What this task involves:
Images are not part of the copy; write out the rest of the data exactly as given.

Stored records:
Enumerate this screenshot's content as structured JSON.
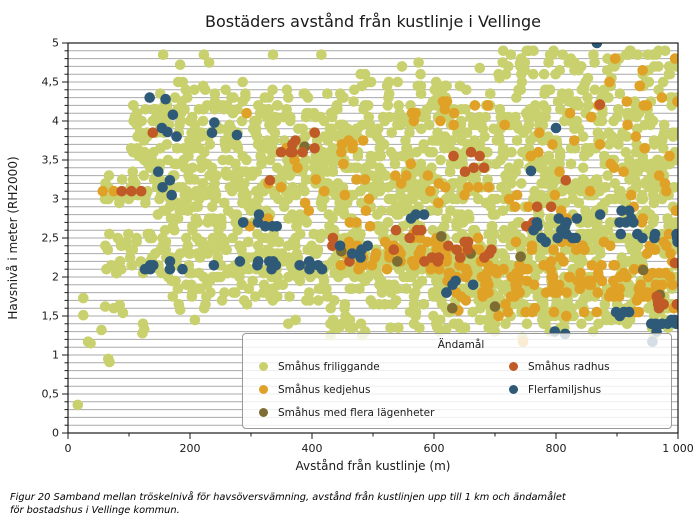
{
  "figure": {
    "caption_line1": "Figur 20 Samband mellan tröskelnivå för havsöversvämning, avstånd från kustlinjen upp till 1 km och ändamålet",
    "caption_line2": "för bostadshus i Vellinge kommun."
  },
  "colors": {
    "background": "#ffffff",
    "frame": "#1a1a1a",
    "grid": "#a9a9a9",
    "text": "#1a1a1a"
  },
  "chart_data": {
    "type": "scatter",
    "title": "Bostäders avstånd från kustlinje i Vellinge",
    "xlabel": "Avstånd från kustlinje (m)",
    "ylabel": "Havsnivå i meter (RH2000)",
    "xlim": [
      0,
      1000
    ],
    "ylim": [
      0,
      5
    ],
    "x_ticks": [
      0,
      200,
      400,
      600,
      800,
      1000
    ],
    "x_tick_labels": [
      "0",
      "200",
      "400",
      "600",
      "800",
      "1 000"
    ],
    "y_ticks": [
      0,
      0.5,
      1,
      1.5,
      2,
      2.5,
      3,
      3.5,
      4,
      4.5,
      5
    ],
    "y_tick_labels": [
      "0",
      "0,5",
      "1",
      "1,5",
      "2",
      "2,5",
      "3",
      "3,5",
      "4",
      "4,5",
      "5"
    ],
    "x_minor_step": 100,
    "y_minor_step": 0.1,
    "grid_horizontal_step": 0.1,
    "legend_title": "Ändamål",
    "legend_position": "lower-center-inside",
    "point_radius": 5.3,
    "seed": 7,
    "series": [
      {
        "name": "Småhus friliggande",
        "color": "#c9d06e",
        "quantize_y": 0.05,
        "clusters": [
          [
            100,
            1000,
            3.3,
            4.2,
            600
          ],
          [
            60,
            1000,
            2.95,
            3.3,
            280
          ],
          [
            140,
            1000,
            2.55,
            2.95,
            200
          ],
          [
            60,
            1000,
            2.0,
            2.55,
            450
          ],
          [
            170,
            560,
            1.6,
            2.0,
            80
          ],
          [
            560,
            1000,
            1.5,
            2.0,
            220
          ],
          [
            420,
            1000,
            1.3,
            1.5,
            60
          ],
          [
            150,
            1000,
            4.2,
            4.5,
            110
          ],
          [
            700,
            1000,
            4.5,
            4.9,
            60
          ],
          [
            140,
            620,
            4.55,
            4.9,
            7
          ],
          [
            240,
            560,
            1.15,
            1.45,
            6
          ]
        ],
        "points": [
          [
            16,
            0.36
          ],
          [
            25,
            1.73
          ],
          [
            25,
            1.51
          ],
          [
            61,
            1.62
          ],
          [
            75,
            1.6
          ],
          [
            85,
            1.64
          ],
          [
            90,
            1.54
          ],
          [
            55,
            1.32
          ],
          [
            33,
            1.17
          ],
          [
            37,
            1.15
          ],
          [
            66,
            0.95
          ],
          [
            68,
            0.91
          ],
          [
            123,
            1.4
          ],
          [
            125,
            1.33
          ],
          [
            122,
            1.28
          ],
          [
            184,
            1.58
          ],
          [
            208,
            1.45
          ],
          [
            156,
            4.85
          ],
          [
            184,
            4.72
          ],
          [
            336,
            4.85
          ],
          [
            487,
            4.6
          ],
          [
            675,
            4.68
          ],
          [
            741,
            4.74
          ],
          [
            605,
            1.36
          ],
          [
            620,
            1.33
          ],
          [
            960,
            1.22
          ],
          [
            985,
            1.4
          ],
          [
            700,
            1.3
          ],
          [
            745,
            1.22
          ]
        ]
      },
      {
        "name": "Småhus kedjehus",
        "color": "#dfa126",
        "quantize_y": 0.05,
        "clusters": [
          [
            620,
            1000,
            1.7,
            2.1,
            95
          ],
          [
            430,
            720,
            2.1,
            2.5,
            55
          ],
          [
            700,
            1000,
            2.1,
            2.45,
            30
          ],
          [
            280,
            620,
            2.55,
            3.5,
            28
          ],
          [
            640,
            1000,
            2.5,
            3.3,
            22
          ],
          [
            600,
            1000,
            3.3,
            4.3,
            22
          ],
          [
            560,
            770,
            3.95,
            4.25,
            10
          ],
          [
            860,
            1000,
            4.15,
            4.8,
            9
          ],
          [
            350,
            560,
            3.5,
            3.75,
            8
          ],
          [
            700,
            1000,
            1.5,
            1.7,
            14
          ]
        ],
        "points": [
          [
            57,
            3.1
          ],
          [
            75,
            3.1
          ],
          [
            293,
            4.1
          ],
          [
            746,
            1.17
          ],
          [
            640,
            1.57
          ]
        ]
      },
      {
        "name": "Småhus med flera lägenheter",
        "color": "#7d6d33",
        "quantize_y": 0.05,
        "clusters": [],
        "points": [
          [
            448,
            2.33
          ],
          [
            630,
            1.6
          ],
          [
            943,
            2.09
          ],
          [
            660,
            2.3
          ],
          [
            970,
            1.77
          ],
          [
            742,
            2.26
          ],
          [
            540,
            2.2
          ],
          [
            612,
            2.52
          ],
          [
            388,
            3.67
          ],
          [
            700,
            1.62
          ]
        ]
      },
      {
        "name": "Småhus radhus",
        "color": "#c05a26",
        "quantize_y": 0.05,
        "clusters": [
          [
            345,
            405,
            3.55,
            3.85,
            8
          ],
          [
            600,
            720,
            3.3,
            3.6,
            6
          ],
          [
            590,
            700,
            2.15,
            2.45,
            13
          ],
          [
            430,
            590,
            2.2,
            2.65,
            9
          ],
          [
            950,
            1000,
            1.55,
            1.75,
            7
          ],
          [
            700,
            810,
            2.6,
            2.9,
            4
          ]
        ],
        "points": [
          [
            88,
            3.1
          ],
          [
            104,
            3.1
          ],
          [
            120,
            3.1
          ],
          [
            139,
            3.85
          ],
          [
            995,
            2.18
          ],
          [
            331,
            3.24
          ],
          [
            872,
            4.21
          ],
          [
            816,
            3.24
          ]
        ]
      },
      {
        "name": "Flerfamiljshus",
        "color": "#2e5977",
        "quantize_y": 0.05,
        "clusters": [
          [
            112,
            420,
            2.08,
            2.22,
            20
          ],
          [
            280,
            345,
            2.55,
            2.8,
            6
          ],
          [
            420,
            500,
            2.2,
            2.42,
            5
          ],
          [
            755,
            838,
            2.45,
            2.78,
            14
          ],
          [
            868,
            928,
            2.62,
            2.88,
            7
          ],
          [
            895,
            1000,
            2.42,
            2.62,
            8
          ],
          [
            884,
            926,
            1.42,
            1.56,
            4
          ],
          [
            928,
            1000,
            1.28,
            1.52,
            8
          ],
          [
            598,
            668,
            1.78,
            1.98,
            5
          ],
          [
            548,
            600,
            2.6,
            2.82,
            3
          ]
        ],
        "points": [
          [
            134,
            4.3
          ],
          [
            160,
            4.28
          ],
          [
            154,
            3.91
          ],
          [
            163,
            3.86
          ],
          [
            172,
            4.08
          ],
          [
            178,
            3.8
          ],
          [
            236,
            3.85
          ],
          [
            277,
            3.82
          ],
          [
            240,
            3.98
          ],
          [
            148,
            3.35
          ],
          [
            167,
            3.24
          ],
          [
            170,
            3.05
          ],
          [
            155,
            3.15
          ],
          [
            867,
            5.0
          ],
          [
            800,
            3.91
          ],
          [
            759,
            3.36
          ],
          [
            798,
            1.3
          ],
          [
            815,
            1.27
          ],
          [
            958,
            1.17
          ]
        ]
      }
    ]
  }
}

Answer:
Enumerate this screenshot's content as structured JSON.
{
  "figure": {
    "caption_line1": "Figur 20 Samband mellan tröskelnivå för havsöversvämning, avstånd från kustlinjen upp till 1 km och ändamålet",
    "caption_line2": "för bostadshus i Vellinge kommun."
  },
  "colors": {
    "background": "#ffffff",
    "frame": "#1a1a1a",
    "grid": "#a9a9a9",
    "text": "#1a1a1a"
  },
  "chart_data": {
    "type": "scatter",
    "title": "Bostäders avstånd från kustlinje i Vellinge",
    "xlabel": "Avstånd från kustlinje (m)",
    "ylabel": "Havsnivå i meter (RH2000)",
    "xlim": [
      0,
      1000
    ],
    "ylim": [
      0,
      5
    ],
    "x_ticks": [
      0,
      200,
      400,
      600,
      800,
      1000
    ],
    "x_tick_labels": [
      "0",
      "200",
      "400",
      "600",
      "800",
      "1 000"
    ],
    "y_ticks": [
      0,
      0.5,
      1,
      1.5,
      2,
      2.5,
      3,
      3.5,
      4,
      4.5,
      5
    ],
    "y_tick_labels": [
      "0",
      "0,5",
      "1",
      "1,5",
      "2",
      "2,5",
      "3",
      "3,5",
      "4",
      "4,5",
      "5"
    ],
    "x_minor_step": 100,
    "y_minor_step": 0.1,
    "grid_horizontal_step": 0.1,
    "legend_title": "Ändamål",
    "legend_position": "lower-center-inside",
    "point_radius": 5.3,
    "seed": 7,
    "series": [
      {
        "name": "Småhus friliggande",
        "color": "#c9d06e",
        "quantize_y": 0.05,
        "clusters": [
          [
            100,
            1000,
            3.3,
            4.2,
            600
          ],
          [
            60,
            1000,
            2.95,
            3.3,
            280
          ],
          [
            140,
            1000,
            2.55,
            2.95,
            200
          ],
          [
            60,
            1000,
            2.0,
            2.55,
            450
          ],
          [
            170,
            560,
            1.6,
            2.0,
            80
          ],
          [
            560,
            1000,
            1.5,
            2.0,
            220
          ],
          [
            420,
            1000,
            1.3,
            1.5,
            60
          ],
          [
            150,
            1000,
            4.2,
            4.5,
            110
          ],
          [
            700,
            1000,
            4.5,
            4.9,
            60
          ],
          [
            140,
            620,
            4.55,
            4.9,
            7
          ],
          [
            240,
            560,
            1.15,
            1.45,
            6
          ]
        ],
        "points": [
          [
            16,
            0.36
          ],
          [
            25,
            1.73
          ],
          [
            25,
            1.51
          ],
          [
            61,
            1.62
          ],
          [
            75,
            1.6
          ],
          [
            85,
            1.64
          ],
          [
            90,
            1.54
          ],
          [
            55,
            1.32
          ],
          [
            33,
            1.17
          ],
          [
            37,
            1.15
          ],
          [
            66,
            0.95
          ],
          [
            68,
            0.91
          ],
          [
            123,
            1.4
          ],
          [
            125,
            1.33
          ],
          [
            122,
            1.28
          ],
          [
            184,
            1.58
          ],
          [
            208,
            1.45
          ],
          [
            156,
            4.85
          ],
          [
            184,
            4.72
          ],
          [
            336,
            4.85
          ],
          [
            487,
            4.6
          ],
          [
            675,
            4.68
          ],
          [
            741,
            4.74
          ],
          [
            605,
            1.36
          ],
          [
            620,
            1.33
          ],
          [
            960,
            1.22
          ],
          [
            985,
            1.4
          ],
          [
            700,
            1.3
          ],
          [
            745,
            1.22
          ]
        ]
      },
      {
        "name": "Småhus kedjehus",
        "color": "#dfa126",
        "quantize_y": 0.05,
        "clusters": [
          [
            620,
            1000,
            1.7,
            2.1,
            95
          ],
          [
            430,
            720,
            2.1,
            2.5,
            55
          ],
          [
            700,
            1000,
            2.1,
            2.45,
            30
          ],
          [
            280,
            620,
            2.55,
            3.5,
            28
          ],
          [
            640,
            1000,
            2.5,
            3.3,
            22
          ],
          [
            600,
            1000,
            3.3,
            4.3,
            22
          ],
          [
            560,
            770,
            3.95,
            4.25,
            10
          ],
          [
            860,
            1000,
            4.15,
            4.8,
            9
          ],
          [
            350,
            560,
            3.5,
            3.75,
            8
          ],
          [
            700,
            1000,
            1.5,
            1.7,
            14
          ]
        ],
        "points": [
          [
            57,
            3.1
          ],
          [
            75,
            3.1
          ],
          [
            293,
            4.1
          ],
          [
            746,
            1.17
          ],
          [
            640,
            1.57
          ]
        ]
      },
      {
        "name": "Småhus med flera lägenheter",
        "color": "#7d6d33",
        "quantize_y": 0.05,
        "clusters": [],
        "points": [
          [
            448,
            2.33
          ],
          [
            630,
            1.6
          ],
          [
            943,
            2.09
          ],
          [
            660,
            2.3
          ],
          [
            970,
            1.77
          ],
          [
            742,
            2.26
          ],
          [
            540,
            2.2
          ],
          [
            612,
            2.52
          ],
          [
            388,
            3.67
          ],
          [
            700,
            1.62
          ]
        ]
      },
      {
        "name": "Småhus radhus",
        "color": "#c05a26",
        "quantize_y": 0.05,
        "clusters": [
          [
            345,
            405,
            3.55,
            3.85,
            8
          ],
          [
            600,
            720,
            3.3,
            3.6,
            6
          ],
          [
            590,
            700,
            2.15,
            2.45,
            13
          ],
          [
            430,
            590,
            2.2,
            2.65,
            9
          ],
          [
            950,
            1000,
            1.55,
            1.75,
            7
          ],
          [
            700,
            810,
            2.6,
            2.9,
            4
          ]
        ],
        "points": [
          [
            88,
            3.1
          ],
          [
            104,
            3.1
          ],
          [
            120,
            3.1
          ],
          [
            139,
            3.85
          ],
          [
            995,
            2.18
          ],
          [
            331,
            3.24
          ],
          [
            872,
            4.21
          ],
          [
            816,
            3.24
          ]
        ]
      },
      {
        "name": "Flerfamiljshus",
        "color": "#2e5977",
        "quantize_y": 0.05,
        "clusters": [
          [
            112,
            420,
            2.08,
            2.22,
            20
          ],
          [
            280,
            345,
            2.55,
            2.8,
            6
          ],
          [
            420,
            500,
            2.2,
            2.42,
            5
          ],
          [
            755,
            838,
            2.45,
            2.78,
            14
          ],
          [
            868,
            928,
            2.62,
            2.88,
            7
          ],
          [
            895,
            1000,
            2.42,
            2.62,
            8
          ],
          [
            884,
            926,
            1.42,
            1.56,
            4
          ],
          [
            928,
            1000,
            1.28,
            1.52,
            8
          ],
          [
            598,
            668,
            1.78,
            1.98,
            5
          ],
          [
            548,
            600,
            2.6,
            2.82,
            3
          ]
        ],
        "points": [
          [
            134,
            4.3
          ],
          [
            160,
            4.28
          ],
          [
            154,
            3.91
          ],
          [
            163,
            3.86
          ],
          [
            172,
            4.08
          ],
          [
            178,
            3.8
          ],
          [
            236,
            3.85
          ],
          [
            277,
            3.82
          ],
          [
            240,
            3.98
          ],
          [
            148,
            3.35
          ],
          [
            167,
            3.24
          ],
          [
            170,
            3.05
          ],
          [
            155,
            3.15
          ],
          [
            867,
            5.0
          ],
          [
            800,
            3.91
          ],
          [
            759,
            3.36
          ],
          [
            798,
            1.3
          ],
          [
            815,
            1.27
          ],
          [
            958,
            1.17
          ]
        ]
      }
    ]
  }
}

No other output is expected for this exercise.